Une série de lignes
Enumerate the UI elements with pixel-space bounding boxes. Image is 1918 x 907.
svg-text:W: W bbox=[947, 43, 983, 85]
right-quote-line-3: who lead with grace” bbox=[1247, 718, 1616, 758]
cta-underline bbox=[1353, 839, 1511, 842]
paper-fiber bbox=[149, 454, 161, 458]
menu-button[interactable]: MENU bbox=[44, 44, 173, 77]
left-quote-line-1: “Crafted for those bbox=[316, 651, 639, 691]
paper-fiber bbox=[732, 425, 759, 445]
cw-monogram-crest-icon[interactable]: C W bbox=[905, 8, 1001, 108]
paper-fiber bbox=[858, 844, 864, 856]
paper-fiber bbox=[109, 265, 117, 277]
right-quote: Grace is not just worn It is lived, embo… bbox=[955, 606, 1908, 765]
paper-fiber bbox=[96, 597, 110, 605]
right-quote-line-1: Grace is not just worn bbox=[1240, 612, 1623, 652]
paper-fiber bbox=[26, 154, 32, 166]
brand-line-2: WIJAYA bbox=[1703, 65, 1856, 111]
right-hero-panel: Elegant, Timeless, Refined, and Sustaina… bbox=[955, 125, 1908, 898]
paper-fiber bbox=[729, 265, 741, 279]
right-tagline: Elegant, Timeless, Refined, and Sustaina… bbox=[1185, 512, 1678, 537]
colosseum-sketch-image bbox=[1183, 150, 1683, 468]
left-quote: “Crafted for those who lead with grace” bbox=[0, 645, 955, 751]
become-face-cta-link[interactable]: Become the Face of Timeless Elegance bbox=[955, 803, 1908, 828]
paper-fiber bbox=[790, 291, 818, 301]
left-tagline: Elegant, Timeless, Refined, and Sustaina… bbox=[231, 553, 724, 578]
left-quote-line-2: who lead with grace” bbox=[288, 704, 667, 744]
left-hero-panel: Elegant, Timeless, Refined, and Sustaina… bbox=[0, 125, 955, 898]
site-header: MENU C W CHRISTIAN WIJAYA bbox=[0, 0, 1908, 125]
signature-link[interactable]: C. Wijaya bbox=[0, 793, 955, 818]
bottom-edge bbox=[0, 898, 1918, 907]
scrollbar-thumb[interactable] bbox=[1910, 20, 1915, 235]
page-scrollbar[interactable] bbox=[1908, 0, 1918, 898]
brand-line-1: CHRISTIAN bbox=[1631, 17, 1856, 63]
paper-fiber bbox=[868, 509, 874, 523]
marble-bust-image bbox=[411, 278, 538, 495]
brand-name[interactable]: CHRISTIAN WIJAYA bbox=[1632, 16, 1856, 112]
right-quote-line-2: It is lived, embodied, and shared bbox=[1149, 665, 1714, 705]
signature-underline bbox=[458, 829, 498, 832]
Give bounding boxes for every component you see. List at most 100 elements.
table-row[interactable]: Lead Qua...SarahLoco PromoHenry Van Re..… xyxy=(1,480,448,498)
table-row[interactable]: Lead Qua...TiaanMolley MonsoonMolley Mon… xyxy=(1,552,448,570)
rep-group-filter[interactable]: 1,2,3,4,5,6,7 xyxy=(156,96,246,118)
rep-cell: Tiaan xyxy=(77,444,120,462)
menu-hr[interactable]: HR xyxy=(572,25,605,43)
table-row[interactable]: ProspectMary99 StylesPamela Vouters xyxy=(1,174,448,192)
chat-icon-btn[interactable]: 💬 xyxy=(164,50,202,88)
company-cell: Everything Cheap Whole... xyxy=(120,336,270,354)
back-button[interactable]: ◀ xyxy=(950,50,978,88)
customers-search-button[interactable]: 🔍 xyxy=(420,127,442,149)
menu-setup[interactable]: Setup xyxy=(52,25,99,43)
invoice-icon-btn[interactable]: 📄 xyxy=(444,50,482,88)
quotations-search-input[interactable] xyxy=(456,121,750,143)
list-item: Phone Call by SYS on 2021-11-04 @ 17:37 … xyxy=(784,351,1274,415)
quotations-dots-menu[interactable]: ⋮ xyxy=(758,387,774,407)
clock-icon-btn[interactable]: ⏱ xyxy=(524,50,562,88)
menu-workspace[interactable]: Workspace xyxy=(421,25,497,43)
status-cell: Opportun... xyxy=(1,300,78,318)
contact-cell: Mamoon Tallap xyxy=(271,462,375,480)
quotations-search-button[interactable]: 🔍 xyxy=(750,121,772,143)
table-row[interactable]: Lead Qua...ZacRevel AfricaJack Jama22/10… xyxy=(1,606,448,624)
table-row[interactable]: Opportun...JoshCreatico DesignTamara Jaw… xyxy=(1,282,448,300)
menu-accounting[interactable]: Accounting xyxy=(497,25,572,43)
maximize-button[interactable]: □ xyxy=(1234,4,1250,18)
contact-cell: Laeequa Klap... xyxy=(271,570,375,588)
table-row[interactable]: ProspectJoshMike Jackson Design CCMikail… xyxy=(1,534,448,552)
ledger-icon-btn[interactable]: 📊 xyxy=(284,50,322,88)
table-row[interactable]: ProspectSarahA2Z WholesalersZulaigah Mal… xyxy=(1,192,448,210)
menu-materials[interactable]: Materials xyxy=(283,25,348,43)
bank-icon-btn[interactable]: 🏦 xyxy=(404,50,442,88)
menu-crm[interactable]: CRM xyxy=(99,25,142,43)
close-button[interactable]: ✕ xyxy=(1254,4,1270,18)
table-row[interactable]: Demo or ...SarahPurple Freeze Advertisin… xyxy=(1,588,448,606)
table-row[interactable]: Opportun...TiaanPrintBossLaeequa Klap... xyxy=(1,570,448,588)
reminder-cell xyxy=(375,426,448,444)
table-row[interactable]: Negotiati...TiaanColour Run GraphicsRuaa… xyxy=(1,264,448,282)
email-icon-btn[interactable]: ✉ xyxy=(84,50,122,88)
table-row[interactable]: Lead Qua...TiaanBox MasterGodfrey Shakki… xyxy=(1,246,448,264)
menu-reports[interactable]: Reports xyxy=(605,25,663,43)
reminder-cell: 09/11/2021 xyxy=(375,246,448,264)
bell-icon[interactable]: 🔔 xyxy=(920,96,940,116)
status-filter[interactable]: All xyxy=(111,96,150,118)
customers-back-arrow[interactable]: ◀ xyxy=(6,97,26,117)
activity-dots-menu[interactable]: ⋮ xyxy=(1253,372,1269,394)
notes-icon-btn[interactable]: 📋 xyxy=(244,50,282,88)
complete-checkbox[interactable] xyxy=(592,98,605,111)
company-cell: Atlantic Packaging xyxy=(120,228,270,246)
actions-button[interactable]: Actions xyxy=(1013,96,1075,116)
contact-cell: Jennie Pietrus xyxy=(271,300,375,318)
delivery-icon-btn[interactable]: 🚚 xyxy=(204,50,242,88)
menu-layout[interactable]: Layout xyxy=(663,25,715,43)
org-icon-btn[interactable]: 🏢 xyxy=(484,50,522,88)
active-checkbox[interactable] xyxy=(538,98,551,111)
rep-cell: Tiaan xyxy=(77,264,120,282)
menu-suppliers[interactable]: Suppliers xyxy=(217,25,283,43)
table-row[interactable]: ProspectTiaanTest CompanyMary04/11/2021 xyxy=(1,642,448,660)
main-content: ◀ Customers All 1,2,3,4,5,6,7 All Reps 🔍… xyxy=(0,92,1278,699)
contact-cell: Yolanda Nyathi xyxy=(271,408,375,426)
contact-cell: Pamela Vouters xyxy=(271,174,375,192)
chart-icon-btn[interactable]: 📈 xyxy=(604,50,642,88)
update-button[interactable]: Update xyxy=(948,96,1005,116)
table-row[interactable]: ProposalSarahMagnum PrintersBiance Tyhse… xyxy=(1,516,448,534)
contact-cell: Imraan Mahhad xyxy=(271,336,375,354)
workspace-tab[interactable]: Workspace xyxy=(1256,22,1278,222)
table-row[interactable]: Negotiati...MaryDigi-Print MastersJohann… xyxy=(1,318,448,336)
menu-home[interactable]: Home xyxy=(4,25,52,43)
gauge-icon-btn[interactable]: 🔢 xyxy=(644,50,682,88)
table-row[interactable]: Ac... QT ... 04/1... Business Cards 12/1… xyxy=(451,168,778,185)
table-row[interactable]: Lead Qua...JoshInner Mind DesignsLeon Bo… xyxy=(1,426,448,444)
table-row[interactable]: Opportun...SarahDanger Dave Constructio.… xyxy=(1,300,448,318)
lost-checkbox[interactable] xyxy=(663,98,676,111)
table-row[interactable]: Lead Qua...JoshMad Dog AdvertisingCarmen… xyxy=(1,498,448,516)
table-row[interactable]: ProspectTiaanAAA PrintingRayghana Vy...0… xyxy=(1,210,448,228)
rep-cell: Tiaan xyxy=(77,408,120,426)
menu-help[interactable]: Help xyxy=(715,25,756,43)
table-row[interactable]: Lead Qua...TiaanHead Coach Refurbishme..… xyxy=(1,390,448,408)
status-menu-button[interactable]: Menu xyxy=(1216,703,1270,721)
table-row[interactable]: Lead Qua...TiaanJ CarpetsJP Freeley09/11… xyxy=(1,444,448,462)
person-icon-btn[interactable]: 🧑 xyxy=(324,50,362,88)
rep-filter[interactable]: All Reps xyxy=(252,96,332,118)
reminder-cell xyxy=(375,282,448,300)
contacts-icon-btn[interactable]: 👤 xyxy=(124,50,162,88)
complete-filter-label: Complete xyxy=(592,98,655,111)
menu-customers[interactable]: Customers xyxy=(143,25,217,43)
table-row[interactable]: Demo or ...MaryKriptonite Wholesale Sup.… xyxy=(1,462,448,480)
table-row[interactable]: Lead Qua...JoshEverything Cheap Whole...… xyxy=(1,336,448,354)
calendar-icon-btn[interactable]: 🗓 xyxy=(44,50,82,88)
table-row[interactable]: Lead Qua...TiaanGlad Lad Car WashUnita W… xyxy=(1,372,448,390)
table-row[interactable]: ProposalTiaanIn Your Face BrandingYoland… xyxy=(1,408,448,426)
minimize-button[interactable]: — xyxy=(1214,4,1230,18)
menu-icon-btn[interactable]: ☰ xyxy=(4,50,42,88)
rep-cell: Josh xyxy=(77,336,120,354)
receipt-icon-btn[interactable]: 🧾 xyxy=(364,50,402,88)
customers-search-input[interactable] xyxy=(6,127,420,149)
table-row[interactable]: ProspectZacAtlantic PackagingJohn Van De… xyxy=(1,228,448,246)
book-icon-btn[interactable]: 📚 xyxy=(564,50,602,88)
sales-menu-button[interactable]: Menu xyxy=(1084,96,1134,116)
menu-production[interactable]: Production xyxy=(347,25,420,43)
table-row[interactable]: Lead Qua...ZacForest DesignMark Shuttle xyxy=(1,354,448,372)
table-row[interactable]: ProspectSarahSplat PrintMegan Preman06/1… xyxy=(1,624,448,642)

ÉNONCÉ: Recopiez à l'identique les lignes ci-dessus, de la première jusqu'à celle qui contient « page-scrollbar[interactable] bbox=[1908, 0, 1918, 898] », celle-ci comprise.

CORRIGÉ:
Enumerate the UI elements with pixel-space bounding boxes. Image is 1918 x 907.
svg-text:W: W bbox=[947, 43, 983, 85]
right-quote-line-3: who lead with grace” bbox=[1247, 718, 1616, 758]
cta-underline bbox=[1353, 839, 1511, 842]
paper-fiber bbox=[149, 454, 161, 458]
menu-button[interactable]: MENU bbox=[44, 44, 173, 77]
left-quote-line-1: “Crafted for those bbox=[316, 651, 639, 691]
paper-fiber bbox=[732, 425, 759, 445]
cw-monogram-crest-icon[interactable]: C W bbox=[905, 8, 1001, 108]
paper-fiber bbox=[858, 844, 864, 856]
paper-fiber bbox=[109, 265, 117, 277]
right-quote: Grace is not just worn It is lived, embo… bbox=[955, 606, 1908, 765]
paper-fiber bbox=[96, 597, 110, 605]
right-quote-line-1: Grace is not just worn bbox=[1240, 612, 1623, 652]
paper-fiber bbox=[26, 154, 32, 166]
brand-line-2: WIJAYA bbox=[1703, 65, 1856, 111]
right-hero-panel: Elegant, Timeless, Refined, and Sustaina… bbox=[955, 125, 1908, 898]
paper-fiber bbox=[729, 265, 741, 279]
right-tagline: Elegant, Timeless, Refined, and Sustaina… bbox=[1185, 512, 1678, 537]
colosseum-sketch-image bbox=[1183, 150, 1683, 468]
left-quote: “Crafted for those who lead with grace” bbox=[0, 645, 955, 751]
become-face-cta-link[interactable]: Become the Face of Timeless Elegance bbox=[955, 803, 1908, 828]
paper-fiber bbox=[790, 291, 818, 301]
left-tagline: Elegant, Timeless, Refined, and Sustaina… bbox=[231, 553, 724, 578]
left-quote-line-2: who lead with grace” bbox=[288, 704, 667, 744]
left-hero-panel: Elegant, Timeless, Refined, and Sustaina… bbox=[0, 125, 955, 898]
site-header: MENU C W CHRISTIAN WIJAYA bbox=[0, 0, 1908, 125]
signature-link[interactable]: C. Wijaya bbox=[0, 793, 955, 818]
bottom-edge bbox=[0, 898, 1918, 907]
scrollbar-thumb[interactable] bbox=[1910, 20, 1915, 235]
page-scrollbar[interactable] bbox=[1908, 0, 1918, 898]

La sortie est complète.